REQUIRED TASK >> Here are some records; return them all exactly.

EXERCISE DATA >>
↓

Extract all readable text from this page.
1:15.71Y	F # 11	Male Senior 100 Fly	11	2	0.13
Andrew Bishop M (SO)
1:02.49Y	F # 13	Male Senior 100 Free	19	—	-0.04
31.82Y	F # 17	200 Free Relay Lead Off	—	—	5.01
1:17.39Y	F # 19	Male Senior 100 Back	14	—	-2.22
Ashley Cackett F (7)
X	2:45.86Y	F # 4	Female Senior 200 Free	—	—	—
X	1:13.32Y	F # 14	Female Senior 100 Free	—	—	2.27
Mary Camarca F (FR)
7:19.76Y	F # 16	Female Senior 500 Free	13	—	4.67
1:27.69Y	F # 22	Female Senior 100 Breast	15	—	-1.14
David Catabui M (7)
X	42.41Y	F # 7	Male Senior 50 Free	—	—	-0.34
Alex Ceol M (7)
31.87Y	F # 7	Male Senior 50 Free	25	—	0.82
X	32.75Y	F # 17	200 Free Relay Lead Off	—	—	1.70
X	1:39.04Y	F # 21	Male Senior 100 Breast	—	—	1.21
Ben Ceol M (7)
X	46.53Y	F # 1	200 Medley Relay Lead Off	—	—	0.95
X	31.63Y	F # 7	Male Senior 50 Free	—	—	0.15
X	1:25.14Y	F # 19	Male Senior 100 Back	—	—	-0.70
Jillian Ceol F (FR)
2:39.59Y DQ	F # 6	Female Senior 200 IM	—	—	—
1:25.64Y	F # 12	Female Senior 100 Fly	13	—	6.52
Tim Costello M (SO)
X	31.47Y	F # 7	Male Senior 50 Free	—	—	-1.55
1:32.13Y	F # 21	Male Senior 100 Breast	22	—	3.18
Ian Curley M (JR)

↑

TASK RESPONSE >>
Extract all readable text from this page.
1:15.71Y	F # 11	Male Senior 100 Fly	11	2	0.13
Andrew Bishop M (SO)
1:02.49Y	F # 13	Male Senior 100 Free	19	—	-0.04
31.82Y	F # 17	200 Free Relay Lead Off	—	—	5.01
1:17.39Y	F # 19	Male Senior 100 Back	14	—	-2.22
Ashley Cackett F (7)
X	2:45.86Y	F # 4	Female Senior 200 Free	—	—	—
X	1:13.32Y	F # 14	Female Senior 100 Free	—	—	2.27
Mary Camarca F (FR)
7:19.76Y	F # 16	Female Senior 500 Free	13	—	4.67
1:27.69Y	F # 22	Female Senior 100 Breast	15	—	-1.14
David Catabui M (7)
X	42.41Y	F # 7	Male Senior 50 Free	—	—	-0.34
Alex Ceol M (7)
31.87Y	F # 7	Male Senior 50 Free	25	—	0.82
X	32.75Y	F # 17	200 Free Relay Lead Off	—	—	1.70
X	1:39.04Y	F # 21	Male Senior 100 Breast	—	—	1.21
Ben Ceol M (7)
X	46.53Y	F # 1	200 Medley Relay Lead Off	—	—	0.95
X	31.63Y	F # 7	Male Senior 50 Free	—	—	0.15
X	1:25.14Y	F # 19	Male Senior 100 Back	—	—	-0.70
Jillian Ceol F (FR)
2:39.59Y DQ	F # 6	Female Senior 200 IM	—	—	—
1:25.64Y	F # 12	Female Senior 100 Fly	13	—	6.52
Tim Costello M (SO)
X	31.47Y	F # 7	Male Senior 50 Free	—	—	-1.55
1:32.13Y	F # 21	Male Senior 100 Breast	22	—	3.18
Ian Curley M (JR)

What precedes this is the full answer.